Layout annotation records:
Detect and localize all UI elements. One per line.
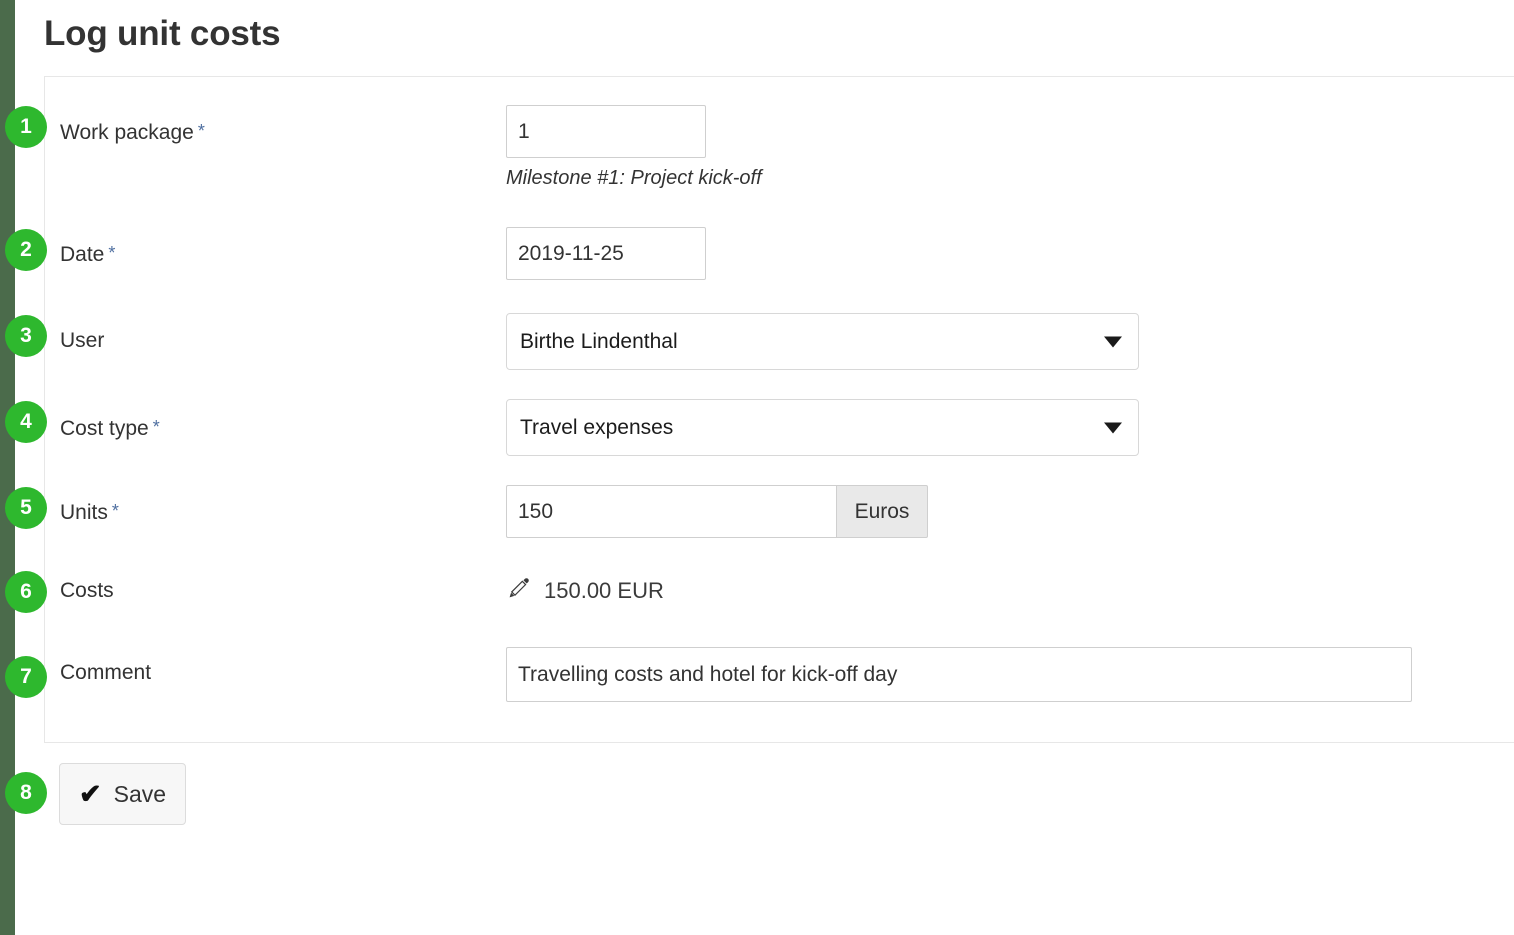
annotation-badge-8: 8 xyxy=(5,772,47,814)
user-label: User xyxy=(60,329,105,352)
required-indicator: * xyxy=(111,501,119,521)
cost-type-select[interactable]: Travel expenses xyxy=(506,399,1139,456)
required-indicator: * xyxy=(197,121,205,141)
save-button-label: Save xyxy=(113,780,167,807)
comment-label: Comment xyxy=(60,661,152,684)
units-addon-label: Euros xyxy=(836,485,928,538)
costs-display[interactable]: 150.00 EUR xyxy=(506,575,664,606)
date-input[interactable] xyxy=(506,227,706,280)
save-button[interactable]: ✔ Save xyxy=(59,763,187,825)
page-title: Log unit costs xyxy=(44,14,281,53)
comment-field-col xyxy=(506,647,1412,702)
annotation-badge-2: 2 xyxy=(5,229,47,271)
annotation-badge-6: 6 xyxy=(5,571,47,613)
work-package-input[interactable] xyxy=(506,105,706,158)
cost-type-field-col: Travel expenses xyxy=(506,399,1139,456)
units-field-col: Euros xyxy=(506,485,928,538)
date-label: Date * xyxy=(60,243,116,266)
required-indicator: * xyxy=(108,243,116,263)
date-field-col xyxy=(506,227,706,280)
comment-input[interactable] xyxy=(506,647,1412,702)
annotation-badge-7: 7 xyxy=(5,656,47,698)
check-icon: ✔ xyxy=(79,778,102,809)
user-select-wrap: Birthe Lindenthal xyxy=(506,313,1139,370)
page-container: Log unit costs Work package* Milestone #… xyxy=(15,0,1514,935)
pencil-icon[interactable] xyxy=(506,575,532,606)
annotation-badge-3: 3 xyxy=(5,315,47,357)
annotation-badge-4: 4 xyxy=(5,401,47,443)
cost-type-label: Cost type * xyxy=(60,417,160,440)
annotation-badge-5: 5 xyxy=(5,487,47,529)
costs-label: Costs xyxy=(60,579,114,602)
annotation-badge-1: 1 xyxy=(5,106,47,148)
user-field-col: Birthe Lindenthal xyxy=(506,313,1139,370)
work-package-hint: Milestone #1: Project kick-off xyxy=(506,167,762,189)
units-label: Units * xyxy=(60,501,119,524)
work-package-field-col: Milestone #1: Project kick-off xyxy=(506,105,762,191)
units-input[interactable] xyxy=(506,485,836,538)
work-package-label: Work package * xyxy=(60,121,205,144)
log-unit-costs-form: Work package* Milestone #1: Project kick… xyxy=(44,76,1514,743)
costs-field-col: 150.00 EUR xyxy=(506,575,664,606)
cost-type-select-wrap: Travel expenses xyxy=(506,399,1139,456)
required-indicator: * xyxy=(152,417,160,437)
costs-value: 150.00 EUR xyxy=(544,577,664,603)
units-input-group: Euros xyxy=(506,485,928,538)
user-select[interactable]: Birthe Lindenthal xyxy=(506,313,1139,370)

### Stated goal:
Rewrite every line of the records above as a numbered list with no blank lines, and omit the pictures.

### Solution:
1. Detect and localize all UI elements. One per line.
2. annotation-badge-8: 8 xyxy=(5,772,47,814)
3. user-label: User xyxy=(60,329,105,352)
4. required-indicator: * xyxy=(111,501,119,521)
5. cost-type-select[interactable]: Travel expenses xyxy=(506,399,1139,456)
6. required-indicator: * xyxy=(197,121,205,141)
7. save-button-label: Save xyxy=(113,780,167,807)
8. comment-label: Comment xyxy=(60,661,152,684)
9. units-addon-label: Euros xyxy=(836,485,928,538)
10. costs-display[interactable]: 150.00 EUR xyxy=(506,575,664,606)
11. date-input[interactable] xyxy=(506,227,706,280)
12. save-button[interactable]: ✔ Save xyxy=(59,763,187,825)
13. page-title: Log unit costs xyxy=(44,14,281,53)
14. comment-field-col xyxy=(506,647,1412,702)
15. annotation-badge-2: 2 xyxy=(5,229,47,271)
16. annotation-badge-6: 6 xyxy=(5,571,47,613)
17. work-package-input[interactable] xyxy=(506,105,706,158)
18. cost-type-field-col: Travel expenses xyxy=(506,399,1139,456)
19. units-field-col: Euros xyxy=(506,485,928,538)
20. date-label: Date * xyxy=(60,243,116,266)
21. required-indicator: * xyxy=(108,243,116,263)
22. date-field-col xyxy=(506,227,706,280)
23. comment-input[interactable] xyxy=(506,647,1412,702)
24. annotation-badge-7: 7 xyxy=(5,656,47,698)
25. check-icon: ✔ xyxy=(79,778,102,809)
26. user-select-wrap: Birthe Lindenthal xyxy=(506,313,1139,370)
27. page-container: Log unit costs Work package* Milestone #… xyxy=(15,0,1514,935)
28. pencil-icon[interactable] xyxy=(506,575,532,606)
29. annotation-badge-3: 3 xyxy=(5,315,47,357)
30. annotation-badge-4: 4 xyxy=(5,401,47,443)
31. cost-type-label: Cost type * xyxy=(60,417,160,440)
32. annotation-badge-5: 5 xyxy=(5,487,47,529)
33. costs-label: Costs xyxy=(60,579,114,602)
34. annotation-badge-1: 1 xyxy=(5,106,47,148)
35. user-field-col: Birthe Lindenthal xyxy=(506,313,1139,370)
36. work-package-hint: Milestone #1: Project kick-off xyxy=(506,167,762,189)
37. units-label: Units * xyxy=(60,501,119,524)
38. work-package-field-col: Milestone #1: Project kick-off xyxy=(506,105,762,191)
39. units-input[interactable] xyxy=(506,485,836,538)
40. work-package-label: Work package * xyxy=(60,121,205,144)
41. log-unit-costs-form: Work package* Milestone #1: Project kick… xyxy=(44,76,1514,743)
42. costs-field-col: 150.00 EUR xyxy=(506,575,664,606)
43. cost-type-select-wrap: Travel expenses xyxy=(506,399,1139,456)
44. required-indicator: * xyxy=(152,417,160,437)
45. costs-value: 150.00 EUR xyxy=(544,577,664,603)
46. units-input-group: Euros xyxy=(506,485,928,538)
47. user-select[interactable]: Birthe Lindenthal xyxy=(506,313,1139,370)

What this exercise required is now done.